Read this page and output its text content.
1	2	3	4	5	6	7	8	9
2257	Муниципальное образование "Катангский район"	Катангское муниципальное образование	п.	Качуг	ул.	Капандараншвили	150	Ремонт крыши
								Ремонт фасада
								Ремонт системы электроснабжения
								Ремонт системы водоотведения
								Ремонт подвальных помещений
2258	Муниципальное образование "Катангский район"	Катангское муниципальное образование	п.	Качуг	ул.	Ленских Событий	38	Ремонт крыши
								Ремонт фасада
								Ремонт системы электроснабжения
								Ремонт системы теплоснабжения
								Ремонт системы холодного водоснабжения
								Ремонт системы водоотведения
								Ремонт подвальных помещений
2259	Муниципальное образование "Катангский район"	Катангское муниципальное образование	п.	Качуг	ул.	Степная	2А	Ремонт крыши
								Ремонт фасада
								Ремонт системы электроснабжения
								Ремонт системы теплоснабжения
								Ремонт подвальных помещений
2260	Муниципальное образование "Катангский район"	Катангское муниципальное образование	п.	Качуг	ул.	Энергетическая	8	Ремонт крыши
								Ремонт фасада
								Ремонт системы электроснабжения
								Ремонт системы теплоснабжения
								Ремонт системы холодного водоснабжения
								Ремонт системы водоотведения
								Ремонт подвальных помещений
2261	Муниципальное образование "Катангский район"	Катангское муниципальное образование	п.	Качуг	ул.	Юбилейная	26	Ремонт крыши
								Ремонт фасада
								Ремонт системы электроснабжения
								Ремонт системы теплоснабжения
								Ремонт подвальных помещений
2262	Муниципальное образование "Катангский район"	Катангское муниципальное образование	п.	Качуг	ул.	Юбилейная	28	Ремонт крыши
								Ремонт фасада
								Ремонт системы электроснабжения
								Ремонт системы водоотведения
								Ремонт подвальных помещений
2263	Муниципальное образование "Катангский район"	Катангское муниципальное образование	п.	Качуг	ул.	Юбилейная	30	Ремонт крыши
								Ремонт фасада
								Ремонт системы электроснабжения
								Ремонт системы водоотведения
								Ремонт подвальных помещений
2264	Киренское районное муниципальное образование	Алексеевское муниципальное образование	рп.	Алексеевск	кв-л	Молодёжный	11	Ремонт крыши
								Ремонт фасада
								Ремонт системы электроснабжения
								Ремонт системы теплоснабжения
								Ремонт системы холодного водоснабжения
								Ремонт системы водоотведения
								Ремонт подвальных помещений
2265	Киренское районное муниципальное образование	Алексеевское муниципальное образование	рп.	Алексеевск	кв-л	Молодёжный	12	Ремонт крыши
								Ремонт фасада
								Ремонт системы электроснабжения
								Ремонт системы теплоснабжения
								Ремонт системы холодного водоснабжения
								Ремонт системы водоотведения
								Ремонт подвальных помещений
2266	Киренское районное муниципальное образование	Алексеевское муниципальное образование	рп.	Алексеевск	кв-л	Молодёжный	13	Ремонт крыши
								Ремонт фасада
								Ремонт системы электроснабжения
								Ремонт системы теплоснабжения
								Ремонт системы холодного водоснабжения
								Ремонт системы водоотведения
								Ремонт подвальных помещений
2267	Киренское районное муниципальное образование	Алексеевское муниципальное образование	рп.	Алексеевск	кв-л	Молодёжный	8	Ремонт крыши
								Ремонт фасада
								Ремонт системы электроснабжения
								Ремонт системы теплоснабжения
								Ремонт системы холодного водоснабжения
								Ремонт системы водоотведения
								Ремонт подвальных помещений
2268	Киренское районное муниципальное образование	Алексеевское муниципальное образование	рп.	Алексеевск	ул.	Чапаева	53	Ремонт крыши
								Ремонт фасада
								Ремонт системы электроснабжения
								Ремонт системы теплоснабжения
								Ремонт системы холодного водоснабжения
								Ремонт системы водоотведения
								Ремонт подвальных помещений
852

________________________________________

→ WORK INSTRUCTIONS:
How many lines in these entries hold the string "Молодёжный"? Answer with the number alone.

→ SOLVED EXERCISE:
4